## [Given instruction]
Search the material below for the word "grid". Copy every line that has it.

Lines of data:
START

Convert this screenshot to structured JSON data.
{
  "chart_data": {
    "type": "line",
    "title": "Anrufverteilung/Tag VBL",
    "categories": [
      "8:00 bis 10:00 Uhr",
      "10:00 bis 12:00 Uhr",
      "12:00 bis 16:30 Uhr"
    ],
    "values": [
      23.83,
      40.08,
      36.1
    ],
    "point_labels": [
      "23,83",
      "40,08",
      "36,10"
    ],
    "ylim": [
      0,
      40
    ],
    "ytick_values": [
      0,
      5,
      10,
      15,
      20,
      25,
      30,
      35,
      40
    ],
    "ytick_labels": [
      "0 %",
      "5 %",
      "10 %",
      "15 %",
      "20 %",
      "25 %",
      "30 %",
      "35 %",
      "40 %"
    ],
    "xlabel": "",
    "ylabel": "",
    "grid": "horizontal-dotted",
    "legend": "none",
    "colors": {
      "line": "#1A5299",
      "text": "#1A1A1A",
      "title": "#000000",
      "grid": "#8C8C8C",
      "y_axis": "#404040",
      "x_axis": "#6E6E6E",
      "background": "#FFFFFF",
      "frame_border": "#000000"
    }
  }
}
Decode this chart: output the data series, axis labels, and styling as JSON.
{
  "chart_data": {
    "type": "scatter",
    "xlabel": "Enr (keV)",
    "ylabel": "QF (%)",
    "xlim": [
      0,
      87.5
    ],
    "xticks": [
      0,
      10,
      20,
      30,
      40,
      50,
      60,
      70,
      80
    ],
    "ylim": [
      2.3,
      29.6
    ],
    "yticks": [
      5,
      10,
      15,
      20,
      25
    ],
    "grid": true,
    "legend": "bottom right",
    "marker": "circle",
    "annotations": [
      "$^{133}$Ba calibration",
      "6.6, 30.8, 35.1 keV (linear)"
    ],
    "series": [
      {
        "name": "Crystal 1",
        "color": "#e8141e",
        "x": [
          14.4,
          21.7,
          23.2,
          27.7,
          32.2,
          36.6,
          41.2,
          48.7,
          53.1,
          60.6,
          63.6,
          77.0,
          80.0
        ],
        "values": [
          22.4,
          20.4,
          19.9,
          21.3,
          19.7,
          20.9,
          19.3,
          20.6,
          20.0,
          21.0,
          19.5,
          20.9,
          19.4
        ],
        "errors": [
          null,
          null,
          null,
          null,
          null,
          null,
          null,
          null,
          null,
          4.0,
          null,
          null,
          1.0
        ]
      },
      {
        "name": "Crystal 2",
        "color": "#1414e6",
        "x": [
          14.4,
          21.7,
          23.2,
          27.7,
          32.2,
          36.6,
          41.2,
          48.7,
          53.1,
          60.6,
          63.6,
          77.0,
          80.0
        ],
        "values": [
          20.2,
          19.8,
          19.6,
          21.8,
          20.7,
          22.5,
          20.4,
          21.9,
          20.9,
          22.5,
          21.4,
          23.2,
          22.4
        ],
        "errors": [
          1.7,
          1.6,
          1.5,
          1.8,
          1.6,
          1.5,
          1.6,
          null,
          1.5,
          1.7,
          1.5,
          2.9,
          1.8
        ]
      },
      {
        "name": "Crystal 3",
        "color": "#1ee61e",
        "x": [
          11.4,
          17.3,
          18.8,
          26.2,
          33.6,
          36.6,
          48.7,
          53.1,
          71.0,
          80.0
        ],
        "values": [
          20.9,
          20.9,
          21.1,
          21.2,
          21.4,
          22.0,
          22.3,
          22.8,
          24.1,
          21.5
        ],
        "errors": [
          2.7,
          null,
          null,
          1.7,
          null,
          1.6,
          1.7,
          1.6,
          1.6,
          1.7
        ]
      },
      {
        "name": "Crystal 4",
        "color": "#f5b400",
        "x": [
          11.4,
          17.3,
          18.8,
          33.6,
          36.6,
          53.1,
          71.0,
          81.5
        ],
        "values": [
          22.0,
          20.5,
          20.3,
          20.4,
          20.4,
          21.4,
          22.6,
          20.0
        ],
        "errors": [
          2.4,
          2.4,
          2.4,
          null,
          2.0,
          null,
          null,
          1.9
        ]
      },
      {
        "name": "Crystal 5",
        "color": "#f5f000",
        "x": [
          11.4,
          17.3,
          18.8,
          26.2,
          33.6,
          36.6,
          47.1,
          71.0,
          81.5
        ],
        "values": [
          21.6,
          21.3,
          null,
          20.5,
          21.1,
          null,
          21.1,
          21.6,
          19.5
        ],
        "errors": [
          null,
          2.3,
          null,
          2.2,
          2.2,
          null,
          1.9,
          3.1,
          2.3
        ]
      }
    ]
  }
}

END

## [Solution to the problem]
    "grid": "horizontal-dotted",
      "grid": "#8C8C8C",
    "grid": true,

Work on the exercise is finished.